# Listed records
• • • • • • •
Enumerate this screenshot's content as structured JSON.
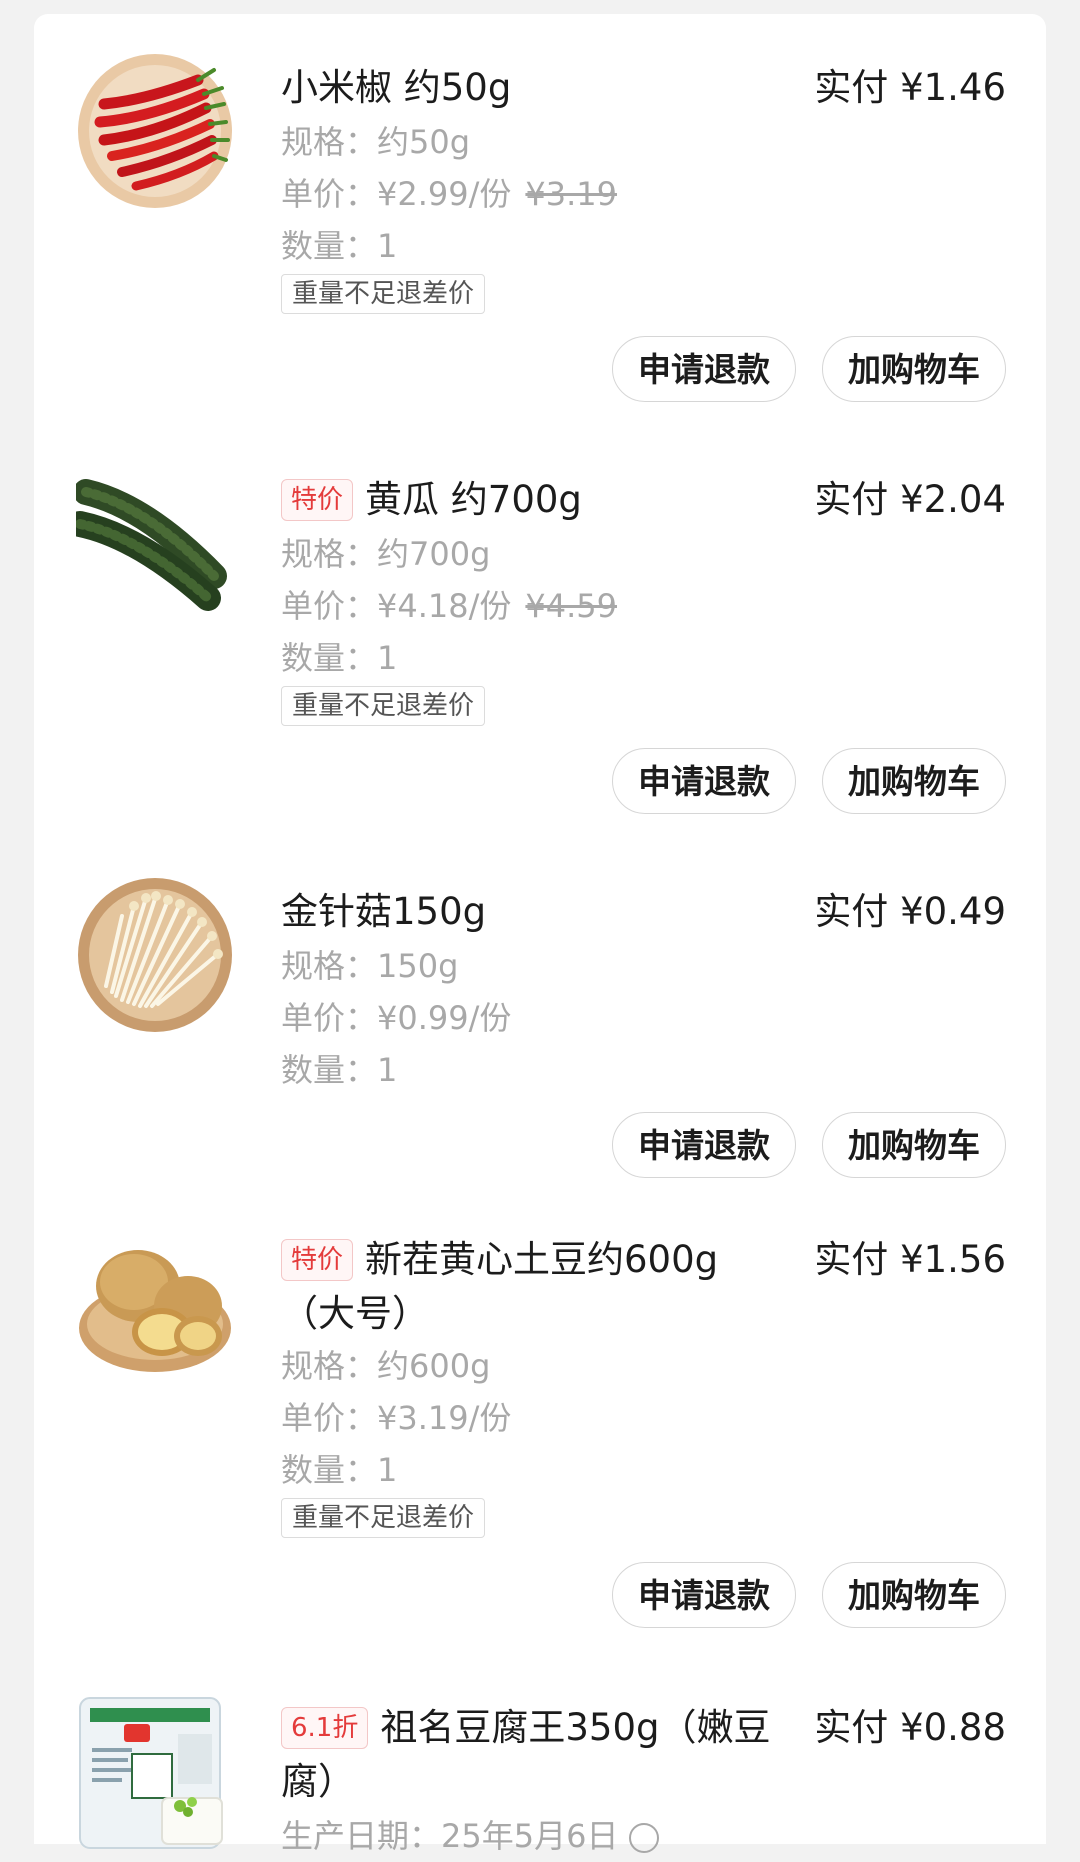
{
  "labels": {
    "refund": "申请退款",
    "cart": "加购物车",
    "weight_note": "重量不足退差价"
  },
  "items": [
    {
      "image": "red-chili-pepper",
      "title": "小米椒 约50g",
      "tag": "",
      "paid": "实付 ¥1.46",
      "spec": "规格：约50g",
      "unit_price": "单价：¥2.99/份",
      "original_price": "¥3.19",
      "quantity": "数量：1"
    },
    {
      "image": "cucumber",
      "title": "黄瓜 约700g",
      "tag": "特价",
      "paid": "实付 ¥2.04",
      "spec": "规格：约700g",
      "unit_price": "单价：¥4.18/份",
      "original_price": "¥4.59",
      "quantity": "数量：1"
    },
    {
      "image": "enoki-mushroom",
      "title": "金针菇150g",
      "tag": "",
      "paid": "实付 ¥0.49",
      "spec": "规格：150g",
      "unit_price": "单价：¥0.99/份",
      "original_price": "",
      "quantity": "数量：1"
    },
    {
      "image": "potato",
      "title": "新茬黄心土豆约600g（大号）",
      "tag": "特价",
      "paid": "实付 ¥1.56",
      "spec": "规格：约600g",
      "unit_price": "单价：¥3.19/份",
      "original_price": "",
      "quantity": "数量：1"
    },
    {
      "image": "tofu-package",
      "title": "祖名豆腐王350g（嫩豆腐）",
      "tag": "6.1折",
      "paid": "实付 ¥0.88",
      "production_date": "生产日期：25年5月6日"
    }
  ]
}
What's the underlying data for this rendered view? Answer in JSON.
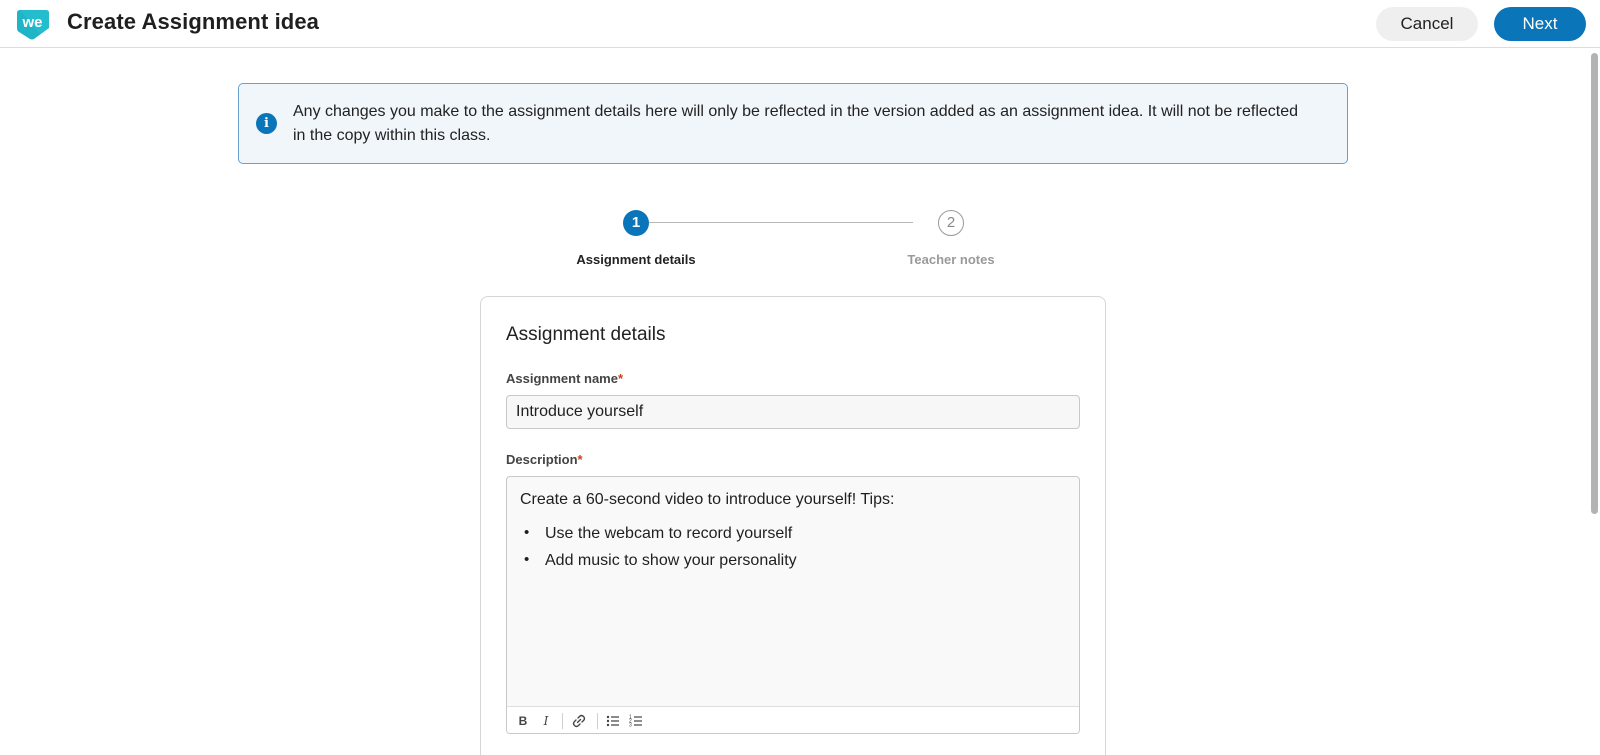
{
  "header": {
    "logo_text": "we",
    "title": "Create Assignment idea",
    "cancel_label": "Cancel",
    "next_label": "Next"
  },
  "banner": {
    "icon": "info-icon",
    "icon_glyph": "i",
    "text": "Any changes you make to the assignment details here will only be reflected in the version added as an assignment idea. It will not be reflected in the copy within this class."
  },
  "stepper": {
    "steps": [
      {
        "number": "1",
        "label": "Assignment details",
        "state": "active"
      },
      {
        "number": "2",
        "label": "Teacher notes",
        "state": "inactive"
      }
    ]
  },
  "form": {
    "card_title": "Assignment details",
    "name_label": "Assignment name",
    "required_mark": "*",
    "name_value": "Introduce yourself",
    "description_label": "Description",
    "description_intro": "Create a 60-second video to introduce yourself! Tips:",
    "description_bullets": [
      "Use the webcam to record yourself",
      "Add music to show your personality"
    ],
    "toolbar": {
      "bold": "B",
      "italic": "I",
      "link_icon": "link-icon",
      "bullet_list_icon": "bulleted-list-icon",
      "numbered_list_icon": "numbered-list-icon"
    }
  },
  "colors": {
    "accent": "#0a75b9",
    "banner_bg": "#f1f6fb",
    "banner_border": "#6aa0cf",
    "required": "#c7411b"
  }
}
• • • • • • •
# The problem
Count each line above in which the string "Create" appears, then state only the total.

# Complete answer
2